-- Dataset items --
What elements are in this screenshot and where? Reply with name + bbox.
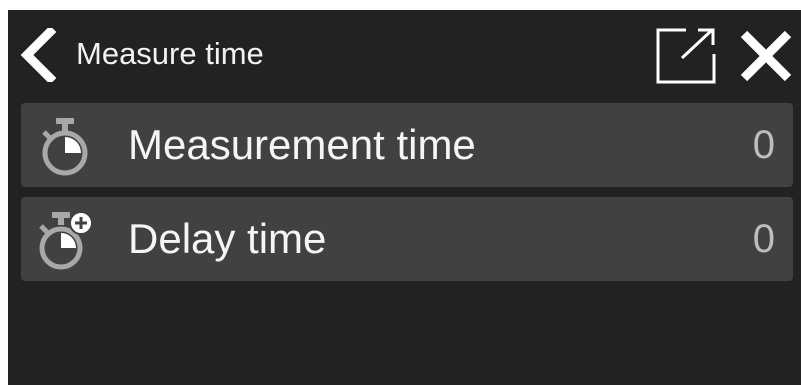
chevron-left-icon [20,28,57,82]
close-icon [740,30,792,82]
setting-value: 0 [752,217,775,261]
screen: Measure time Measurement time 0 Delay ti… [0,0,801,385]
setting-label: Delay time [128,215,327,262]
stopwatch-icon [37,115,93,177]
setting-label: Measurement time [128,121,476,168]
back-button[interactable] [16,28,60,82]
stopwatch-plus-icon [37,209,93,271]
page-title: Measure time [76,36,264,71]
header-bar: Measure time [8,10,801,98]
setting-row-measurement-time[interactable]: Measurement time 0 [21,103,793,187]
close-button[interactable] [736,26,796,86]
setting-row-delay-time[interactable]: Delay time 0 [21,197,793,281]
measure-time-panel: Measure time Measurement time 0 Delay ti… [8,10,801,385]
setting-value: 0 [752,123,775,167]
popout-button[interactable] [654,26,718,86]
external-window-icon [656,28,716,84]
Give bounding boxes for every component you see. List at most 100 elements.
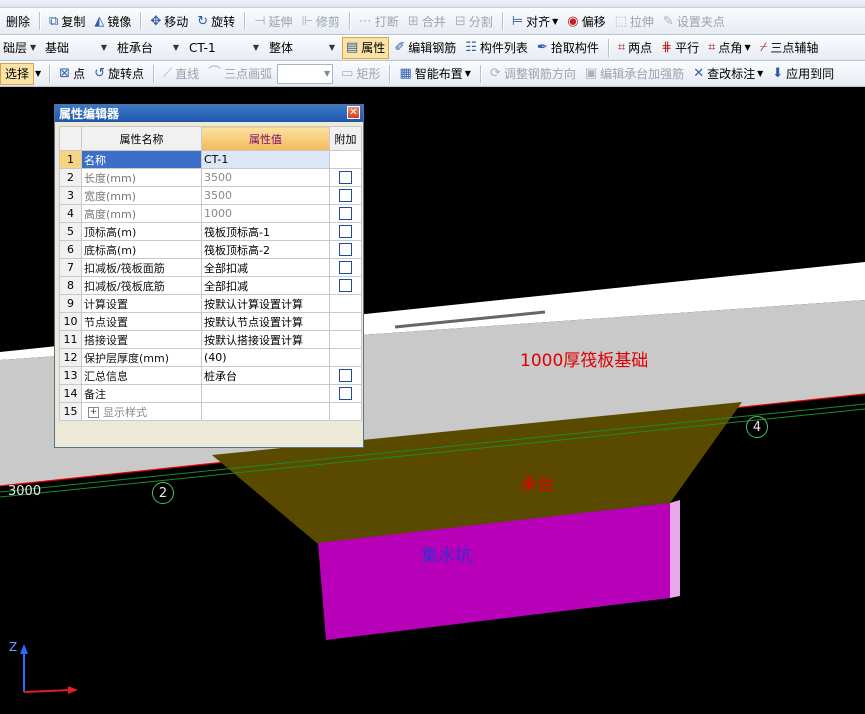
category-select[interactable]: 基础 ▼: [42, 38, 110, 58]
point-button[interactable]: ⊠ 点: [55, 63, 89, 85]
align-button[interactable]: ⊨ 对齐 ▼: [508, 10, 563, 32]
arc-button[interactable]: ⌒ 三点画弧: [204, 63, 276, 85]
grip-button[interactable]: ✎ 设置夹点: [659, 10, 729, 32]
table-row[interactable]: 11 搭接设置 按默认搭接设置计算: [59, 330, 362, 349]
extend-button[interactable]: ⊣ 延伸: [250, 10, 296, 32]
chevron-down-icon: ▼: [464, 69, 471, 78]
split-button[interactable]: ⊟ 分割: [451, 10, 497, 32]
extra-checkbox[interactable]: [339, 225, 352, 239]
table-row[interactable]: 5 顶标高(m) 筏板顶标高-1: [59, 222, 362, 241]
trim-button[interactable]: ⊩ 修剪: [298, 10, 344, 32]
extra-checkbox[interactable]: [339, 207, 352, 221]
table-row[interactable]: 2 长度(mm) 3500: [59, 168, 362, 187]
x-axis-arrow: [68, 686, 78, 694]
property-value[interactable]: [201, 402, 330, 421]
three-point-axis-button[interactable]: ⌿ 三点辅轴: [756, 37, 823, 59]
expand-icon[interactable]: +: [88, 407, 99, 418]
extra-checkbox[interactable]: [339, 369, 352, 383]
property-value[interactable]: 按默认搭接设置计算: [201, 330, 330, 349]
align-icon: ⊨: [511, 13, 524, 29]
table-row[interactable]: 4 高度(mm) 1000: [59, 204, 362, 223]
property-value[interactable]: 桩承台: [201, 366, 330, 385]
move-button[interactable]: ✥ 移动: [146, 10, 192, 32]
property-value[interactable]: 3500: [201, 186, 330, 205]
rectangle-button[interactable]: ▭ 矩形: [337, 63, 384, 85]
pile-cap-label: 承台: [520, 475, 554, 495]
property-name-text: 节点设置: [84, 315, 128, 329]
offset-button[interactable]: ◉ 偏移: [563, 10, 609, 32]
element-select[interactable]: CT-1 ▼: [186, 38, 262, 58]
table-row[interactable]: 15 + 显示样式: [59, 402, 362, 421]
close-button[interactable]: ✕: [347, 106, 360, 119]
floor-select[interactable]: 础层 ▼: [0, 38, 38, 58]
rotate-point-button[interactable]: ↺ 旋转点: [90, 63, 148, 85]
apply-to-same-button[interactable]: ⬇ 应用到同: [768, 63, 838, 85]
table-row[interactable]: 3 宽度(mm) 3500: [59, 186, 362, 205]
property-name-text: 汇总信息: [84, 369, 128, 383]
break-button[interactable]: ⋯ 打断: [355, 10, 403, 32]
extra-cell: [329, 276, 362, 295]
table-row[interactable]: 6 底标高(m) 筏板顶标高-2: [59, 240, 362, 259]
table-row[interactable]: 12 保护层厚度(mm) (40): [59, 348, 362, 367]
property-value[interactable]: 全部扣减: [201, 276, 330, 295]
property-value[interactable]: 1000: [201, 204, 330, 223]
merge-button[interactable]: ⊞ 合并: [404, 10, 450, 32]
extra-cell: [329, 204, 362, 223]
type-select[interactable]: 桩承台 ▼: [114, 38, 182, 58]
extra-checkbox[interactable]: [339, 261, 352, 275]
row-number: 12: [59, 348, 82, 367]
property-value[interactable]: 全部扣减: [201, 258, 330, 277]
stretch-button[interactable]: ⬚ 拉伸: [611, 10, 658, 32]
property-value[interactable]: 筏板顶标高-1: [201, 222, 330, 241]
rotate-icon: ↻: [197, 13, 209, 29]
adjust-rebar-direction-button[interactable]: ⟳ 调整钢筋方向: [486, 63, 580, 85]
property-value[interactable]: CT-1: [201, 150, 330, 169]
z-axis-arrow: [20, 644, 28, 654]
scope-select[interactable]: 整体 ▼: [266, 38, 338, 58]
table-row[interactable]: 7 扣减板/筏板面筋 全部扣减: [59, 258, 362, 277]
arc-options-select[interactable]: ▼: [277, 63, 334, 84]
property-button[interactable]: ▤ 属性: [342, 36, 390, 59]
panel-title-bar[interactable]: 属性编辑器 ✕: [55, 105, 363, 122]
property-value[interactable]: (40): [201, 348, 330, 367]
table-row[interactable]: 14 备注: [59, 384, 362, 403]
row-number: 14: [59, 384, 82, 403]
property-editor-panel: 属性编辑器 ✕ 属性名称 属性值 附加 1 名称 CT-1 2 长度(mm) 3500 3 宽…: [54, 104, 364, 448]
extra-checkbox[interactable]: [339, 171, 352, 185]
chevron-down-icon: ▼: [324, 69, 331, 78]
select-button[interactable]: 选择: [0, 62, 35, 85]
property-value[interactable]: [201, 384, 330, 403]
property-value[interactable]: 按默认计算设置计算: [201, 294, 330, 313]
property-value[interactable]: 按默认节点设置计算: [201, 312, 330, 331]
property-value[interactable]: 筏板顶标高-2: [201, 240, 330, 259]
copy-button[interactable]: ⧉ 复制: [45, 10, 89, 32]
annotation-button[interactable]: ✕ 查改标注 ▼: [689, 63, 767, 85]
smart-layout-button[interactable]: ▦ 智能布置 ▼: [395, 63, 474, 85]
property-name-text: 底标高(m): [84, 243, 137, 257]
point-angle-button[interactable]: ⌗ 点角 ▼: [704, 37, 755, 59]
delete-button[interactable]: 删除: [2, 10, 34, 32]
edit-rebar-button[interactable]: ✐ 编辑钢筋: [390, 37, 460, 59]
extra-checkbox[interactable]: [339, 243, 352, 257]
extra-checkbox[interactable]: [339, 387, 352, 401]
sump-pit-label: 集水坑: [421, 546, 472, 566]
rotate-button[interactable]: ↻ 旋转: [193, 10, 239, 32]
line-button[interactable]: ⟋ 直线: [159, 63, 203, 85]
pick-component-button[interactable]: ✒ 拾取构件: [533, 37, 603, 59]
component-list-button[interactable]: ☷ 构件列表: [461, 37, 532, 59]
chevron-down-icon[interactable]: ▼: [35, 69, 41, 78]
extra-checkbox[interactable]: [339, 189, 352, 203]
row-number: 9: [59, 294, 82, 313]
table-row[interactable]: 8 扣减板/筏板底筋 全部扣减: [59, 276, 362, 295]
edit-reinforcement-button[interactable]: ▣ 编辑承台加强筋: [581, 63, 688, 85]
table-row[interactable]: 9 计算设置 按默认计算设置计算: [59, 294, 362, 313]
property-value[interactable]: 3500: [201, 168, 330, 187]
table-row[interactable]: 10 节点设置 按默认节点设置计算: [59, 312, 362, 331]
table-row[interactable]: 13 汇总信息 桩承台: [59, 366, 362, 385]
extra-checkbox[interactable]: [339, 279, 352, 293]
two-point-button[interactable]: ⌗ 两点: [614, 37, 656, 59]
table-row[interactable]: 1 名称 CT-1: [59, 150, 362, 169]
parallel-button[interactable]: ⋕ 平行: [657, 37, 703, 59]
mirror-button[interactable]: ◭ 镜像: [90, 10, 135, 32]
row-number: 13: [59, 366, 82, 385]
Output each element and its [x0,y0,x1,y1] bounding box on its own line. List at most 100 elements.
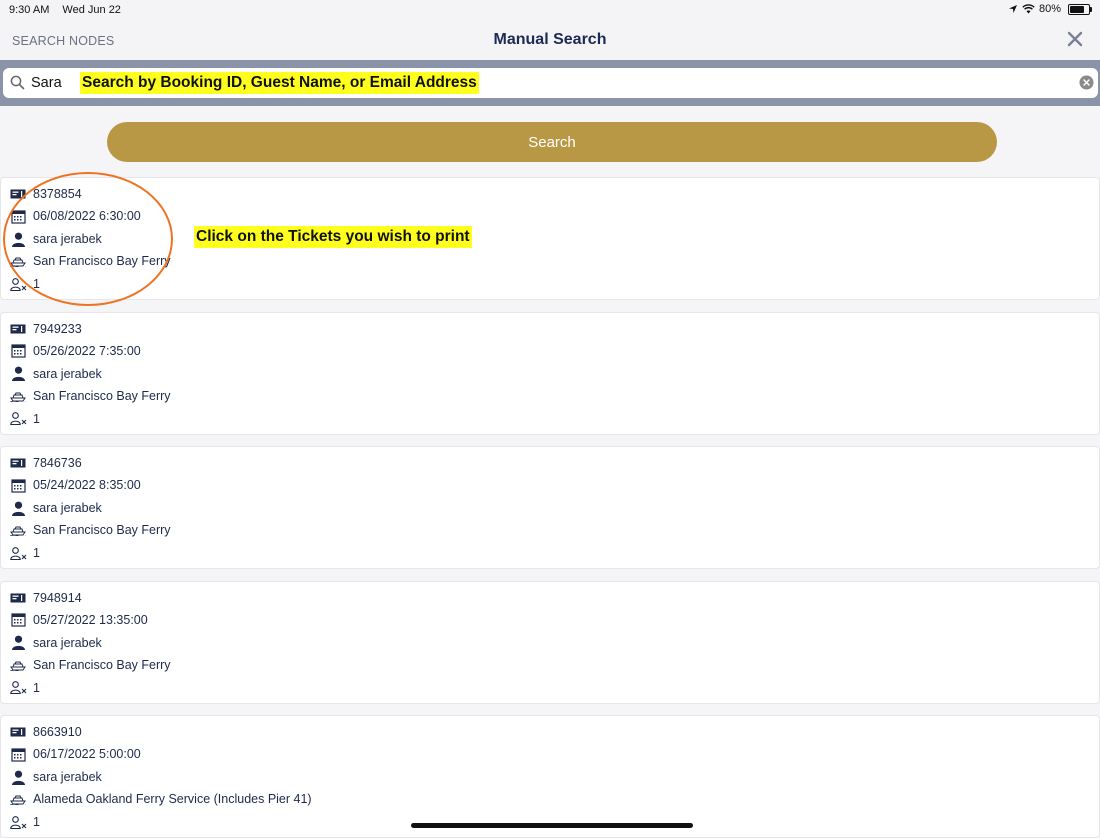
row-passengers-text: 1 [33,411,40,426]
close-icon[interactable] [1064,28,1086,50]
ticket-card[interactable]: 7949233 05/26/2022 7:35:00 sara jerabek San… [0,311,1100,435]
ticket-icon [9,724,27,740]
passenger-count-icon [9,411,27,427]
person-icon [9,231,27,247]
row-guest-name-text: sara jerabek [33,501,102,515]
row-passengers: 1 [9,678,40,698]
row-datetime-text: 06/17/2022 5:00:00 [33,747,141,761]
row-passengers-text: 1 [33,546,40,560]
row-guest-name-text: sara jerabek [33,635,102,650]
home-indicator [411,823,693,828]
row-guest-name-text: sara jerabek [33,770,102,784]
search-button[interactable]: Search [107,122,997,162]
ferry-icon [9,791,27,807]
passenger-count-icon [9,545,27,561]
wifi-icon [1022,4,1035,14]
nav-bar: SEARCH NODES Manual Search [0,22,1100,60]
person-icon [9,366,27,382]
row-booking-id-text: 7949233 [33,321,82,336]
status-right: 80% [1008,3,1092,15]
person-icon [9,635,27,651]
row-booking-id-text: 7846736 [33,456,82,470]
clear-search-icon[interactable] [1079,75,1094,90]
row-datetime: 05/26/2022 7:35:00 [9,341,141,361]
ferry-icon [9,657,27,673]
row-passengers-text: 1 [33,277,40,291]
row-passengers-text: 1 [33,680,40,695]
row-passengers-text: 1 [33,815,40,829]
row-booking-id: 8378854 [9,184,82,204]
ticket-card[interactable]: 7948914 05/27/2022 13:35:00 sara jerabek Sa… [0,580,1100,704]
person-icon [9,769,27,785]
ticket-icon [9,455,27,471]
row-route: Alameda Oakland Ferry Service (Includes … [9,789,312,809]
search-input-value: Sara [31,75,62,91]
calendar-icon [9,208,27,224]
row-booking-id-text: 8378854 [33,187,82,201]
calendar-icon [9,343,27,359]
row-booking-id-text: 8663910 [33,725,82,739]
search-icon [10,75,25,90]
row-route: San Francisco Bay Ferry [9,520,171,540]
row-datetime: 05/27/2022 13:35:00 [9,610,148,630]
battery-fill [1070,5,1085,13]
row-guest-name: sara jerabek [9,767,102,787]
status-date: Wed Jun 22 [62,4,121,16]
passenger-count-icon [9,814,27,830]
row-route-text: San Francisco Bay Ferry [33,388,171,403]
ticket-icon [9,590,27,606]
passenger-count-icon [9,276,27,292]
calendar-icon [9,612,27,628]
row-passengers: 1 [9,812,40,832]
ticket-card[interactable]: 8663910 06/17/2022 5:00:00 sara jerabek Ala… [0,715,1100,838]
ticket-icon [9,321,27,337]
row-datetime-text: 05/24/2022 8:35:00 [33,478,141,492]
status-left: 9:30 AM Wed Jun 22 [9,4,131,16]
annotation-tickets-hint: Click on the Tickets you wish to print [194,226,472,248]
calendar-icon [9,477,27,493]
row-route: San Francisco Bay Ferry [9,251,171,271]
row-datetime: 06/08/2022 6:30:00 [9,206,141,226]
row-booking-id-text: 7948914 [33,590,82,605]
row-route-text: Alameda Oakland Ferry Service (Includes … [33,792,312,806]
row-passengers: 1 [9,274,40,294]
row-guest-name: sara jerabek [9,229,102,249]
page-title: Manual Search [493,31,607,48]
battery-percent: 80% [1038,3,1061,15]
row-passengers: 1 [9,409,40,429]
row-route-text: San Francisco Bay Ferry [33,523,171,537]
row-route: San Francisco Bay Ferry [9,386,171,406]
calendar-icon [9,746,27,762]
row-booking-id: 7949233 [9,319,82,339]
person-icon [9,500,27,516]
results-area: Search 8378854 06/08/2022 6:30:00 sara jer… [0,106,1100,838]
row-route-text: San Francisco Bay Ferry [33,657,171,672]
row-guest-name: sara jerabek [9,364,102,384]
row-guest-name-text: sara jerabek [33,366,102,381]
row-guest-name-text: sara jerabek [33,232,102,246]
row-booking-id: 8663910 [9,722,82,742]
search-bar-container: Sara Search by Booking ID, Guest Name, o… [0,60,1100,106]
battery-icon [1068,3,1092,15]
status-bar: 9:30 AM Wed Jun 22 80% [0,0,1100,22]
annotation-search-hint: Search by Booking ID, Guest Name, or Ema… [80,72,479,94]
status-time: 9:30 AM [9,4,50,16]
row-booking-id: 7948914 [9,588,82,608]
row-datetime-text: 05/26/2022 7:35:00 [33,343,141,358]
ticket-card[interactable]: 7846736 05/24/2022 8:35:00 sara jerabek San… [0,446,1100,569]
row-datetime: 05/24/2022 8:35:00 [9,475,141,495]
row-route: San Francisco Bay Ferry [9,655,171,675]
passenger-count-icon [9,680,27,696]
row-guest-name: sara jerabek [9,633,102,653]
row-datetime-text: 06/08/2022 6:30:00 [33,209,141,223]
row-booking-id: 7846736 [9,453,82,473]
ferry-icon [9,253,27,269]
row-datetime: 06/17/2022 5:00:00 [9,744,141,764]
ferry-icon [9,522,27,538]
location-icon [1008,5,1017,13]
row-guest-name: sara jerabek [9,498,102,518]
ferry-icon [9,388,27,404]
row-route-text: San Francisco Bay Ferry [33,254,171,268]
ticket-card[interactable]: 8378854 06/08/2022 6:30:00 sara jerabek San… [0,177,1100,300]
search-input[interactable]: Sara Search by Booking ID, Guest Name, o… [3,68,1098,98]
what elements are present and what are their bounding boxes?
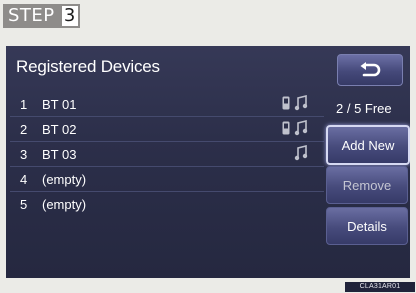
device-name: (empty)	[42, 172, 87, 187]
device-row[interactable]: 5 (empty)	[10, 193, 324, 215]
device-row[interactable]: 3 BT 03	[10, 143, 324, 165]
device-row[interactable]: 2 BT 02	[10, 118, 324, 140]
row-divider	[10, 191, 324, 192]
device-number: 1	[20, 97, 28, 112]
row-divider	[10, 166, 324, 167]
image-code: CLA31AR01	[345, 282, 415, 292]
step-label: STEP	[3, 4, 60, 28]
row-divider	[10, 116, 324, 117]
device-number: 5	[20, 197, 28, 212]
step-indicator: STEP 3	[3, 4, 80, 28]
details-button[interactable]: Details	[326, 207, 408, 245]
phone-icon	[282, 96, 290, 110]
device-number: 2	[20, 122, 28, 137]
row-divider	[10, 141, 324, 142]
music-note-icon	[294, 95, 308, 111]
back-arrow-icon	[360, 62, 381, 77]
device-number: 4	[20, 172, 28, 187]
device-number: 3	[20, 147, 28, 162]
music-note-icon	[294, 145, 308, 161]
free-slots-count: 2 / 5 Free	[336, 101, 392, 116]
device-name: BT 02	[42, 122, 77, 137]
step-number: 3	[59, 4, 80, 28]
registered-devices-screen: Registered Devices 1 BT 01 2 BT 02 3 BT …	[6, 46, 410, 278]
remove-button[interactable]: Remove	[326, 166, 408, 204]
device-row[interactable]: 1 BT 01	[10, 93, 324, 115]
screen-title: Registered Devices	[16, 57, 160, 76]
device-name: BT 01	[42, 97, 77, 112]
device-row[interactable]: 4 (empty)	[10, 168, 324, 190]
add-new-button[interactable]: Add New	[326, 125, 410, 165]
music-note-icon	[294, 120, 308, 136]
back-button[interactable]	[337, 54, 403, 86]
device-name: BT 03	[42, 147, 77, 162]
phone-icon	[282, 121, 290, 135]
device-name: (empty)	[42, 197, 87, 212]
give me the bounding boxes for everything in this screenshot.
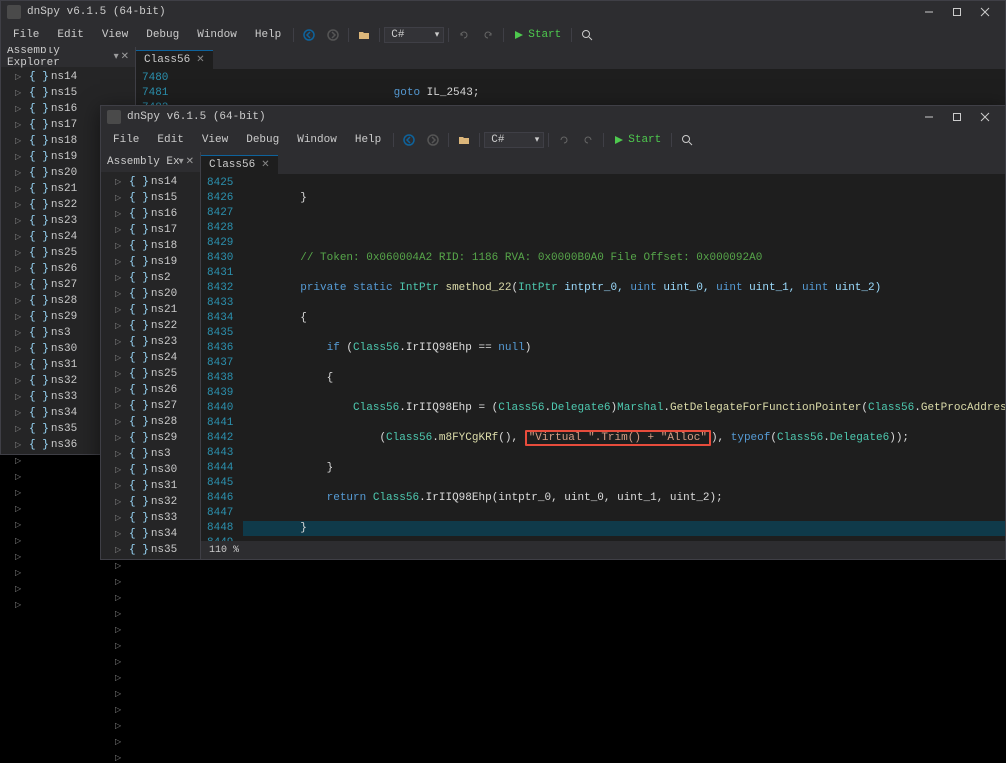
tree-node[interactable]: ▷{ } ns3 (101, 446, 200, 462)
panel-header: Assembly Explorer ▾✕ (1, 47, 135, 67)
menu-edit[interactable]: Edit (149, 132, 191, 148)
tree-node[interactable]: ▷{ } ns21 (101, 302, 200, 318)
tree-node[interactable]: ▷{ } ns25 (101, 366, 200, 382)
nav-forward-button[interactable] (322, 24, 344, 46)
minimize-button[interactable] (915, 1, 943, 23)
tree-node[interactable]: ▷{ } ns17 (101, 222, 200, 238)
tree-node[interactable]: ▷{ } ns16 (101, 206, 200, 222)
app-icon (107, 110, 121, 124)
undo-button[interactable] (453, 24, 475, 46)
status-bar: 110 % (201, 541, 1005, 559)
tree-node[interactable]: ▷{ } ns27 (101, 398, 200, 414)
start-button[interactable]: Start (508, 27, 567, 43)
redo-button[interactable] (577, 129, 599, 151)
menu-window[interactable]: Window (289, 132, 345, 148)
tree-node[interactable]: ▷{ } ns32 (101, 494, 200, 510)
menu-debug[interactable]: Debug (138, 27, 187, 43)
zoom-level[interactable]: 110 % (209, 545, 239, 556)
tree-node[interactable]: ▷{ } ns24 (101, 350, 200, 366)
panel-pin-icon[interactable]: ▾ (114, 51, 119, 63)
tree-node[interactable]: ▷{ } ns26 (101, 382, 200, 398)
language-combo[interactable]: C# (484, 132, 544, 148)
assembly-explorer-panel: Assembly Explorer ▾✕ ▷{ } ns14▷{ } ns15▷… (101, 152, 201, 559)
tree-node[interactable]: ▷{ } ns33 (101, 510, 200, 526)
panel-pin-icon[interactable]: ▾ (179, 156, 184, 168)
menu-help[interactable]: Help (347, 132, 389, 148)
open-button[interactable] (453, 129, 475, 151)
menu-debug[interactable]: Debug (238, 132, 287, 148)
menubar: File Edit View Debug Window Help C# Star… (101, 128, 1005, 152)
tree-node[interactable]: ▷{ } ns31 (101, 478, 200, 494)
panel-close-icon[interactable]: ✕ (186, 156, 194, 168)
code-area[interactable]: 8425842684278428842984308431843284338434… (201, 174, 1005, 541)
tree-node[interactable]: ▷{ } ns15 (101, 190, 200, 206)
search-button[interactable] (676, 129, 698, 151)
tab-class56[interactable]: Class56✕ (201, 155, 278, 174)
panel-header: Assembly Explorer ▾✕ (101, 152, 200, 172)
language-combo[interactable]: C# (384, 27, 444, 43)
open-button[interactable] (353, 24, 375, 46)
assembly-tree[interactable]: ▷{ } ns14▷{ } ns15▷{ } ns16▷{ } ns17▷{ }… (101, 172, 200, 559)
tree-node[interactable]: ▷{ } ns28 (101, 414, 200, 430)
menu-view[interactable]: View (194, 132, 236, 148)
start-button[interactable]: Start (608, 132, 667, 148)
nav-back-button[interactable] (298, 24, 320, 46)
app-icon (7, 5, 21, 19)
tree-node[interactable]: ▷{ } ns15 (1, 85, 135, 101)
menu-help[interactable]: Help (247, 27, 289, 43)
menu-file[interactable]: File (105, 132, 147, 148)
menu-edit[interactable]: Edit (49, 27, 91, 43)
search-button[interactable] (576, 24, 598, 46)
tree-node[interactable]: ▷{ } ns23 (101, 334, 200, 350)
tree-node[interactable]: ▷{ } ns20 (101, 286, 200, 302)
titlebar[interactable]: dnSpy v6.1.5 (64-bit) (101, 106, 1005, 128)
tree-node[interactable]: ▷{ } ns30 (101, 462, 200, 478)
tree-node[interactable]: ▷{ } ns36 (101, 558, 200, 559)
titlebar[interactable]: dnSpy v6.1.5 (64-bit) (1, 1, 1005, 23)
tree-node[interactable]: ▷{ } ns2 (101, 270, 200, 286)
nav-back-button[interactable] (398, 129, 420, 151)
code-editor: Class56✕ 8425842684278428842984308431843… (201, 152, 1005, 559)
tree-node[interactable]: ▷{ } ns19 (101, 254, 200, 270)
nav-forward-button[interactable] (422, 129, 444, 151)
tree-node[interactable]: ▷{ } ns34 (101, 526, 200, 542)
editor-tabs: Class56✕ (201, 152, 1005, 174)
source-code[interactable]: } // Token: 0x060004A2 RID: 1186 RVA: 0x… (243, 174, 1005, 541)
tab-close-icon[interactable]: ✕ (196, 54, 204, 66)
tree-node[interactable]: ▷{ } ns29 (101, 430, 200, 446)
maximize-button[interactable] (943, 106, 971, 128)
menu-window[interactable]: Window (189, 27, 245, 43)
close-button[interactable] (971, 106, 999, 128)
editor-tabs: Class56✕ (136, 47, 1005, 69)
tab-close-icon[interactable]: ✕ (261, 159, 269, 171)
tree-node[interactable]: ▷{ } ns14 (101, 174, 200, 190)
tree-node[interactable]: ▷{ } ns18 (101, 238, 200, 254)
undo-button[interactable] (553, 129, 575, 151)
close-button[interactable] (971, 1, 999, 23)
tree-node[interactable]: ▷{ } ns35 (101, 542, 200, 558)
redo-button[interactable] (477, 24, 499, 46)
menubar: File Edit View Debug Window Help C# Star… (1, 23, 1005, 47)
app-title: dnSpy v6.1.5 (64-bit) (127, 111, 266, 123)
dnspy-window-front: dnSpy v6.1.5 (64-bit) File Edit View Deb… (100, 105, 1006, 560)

-- Work required --
Copy out verbatim the stretch of the dataset items above from the line that contains "row-passengers-text: 1 [33,411,40,426]" through the line that contains "row-route: San Francisco Bay Ferry [9,520,171,540]", including both of those lines.

-- Result --
row-passengers-text: 1 [33,411,40,426]
close-icon[interactable] [1064,28,1086,50]
ticket-card[interactable]: 7949233 05/26/2022 7:35:00 sara jerabek San… [0,311,1100,435]
ticket-icon [9,724,27,740]
passenger-count-icon [9,411,27,427]
person-icon [9,231,27,247]
row-guest-name-text: sara jerabek [33,501,102,515]
row-passengers: 1 [9,678,40,698]
row-datetime-text: 06/17/2022 5:00:00 [33,747,141,761]
row-passengers-text: 1 [33,546,40,560]
row-guest-name-text: sara jerabek [33,635,102,650]
home-indicator [411,823,693,828]
row-guest-name-text: sara jerabek [33,770,102,784]
search-button[interactable]: Search [107,122,997,162]
ferry-icon [9,791,27,807]
passenger-count-icon [9,545,27,561]
wifi-icon [1022,4,1035,14]
nav-bar: SEARCH NODES Manual Search [0,22,1100,60]
person-icon [9,366,27,382]
row-booking-id-text: 7949233 [33,321,82,336]
status-right: 80% [1008,3,1092,15]
person-icon [9,635,27,651]
row-booking-id-text: 7846736 [33,456,82,470]
clear-search-icon[interactable] [1079,75,1094,90]
row-datetime: 05/26/2022 7:35:00 [9,341,141,361]
ferry-icon [9,657,27,673]
row-passengers-text: 1 [33,277,40,291]
row-passengers-text: 1 [33,680,40,695]
row-passengers-text: 1 [33,815,40,829]
row-booking-id: 8378854 [9,184,82,204]
ticket-card[interactable]: 7948914 05/27/2022 13:35:00 sara jerabek Sa… [0,580,1100,704]
person-icon [9,769,27,785]
ticket-icon [9,455,27,471]
row-route: Alameda Oakland Ferry Service (Includes … [9,789,312,809]
search-input-value: Sara [31,75,62,91]
calendar-icon [9,208,27,224]
row-booking-id-text: 8378854 [33,187,82,201]
calendar-icon [9,343,27,359]
row-booking-id-text: 8663910 [33,725,82,739]
search-icon [10,75,25,90]
row-route: San Francisco Bay Ferry [9,520,171,540]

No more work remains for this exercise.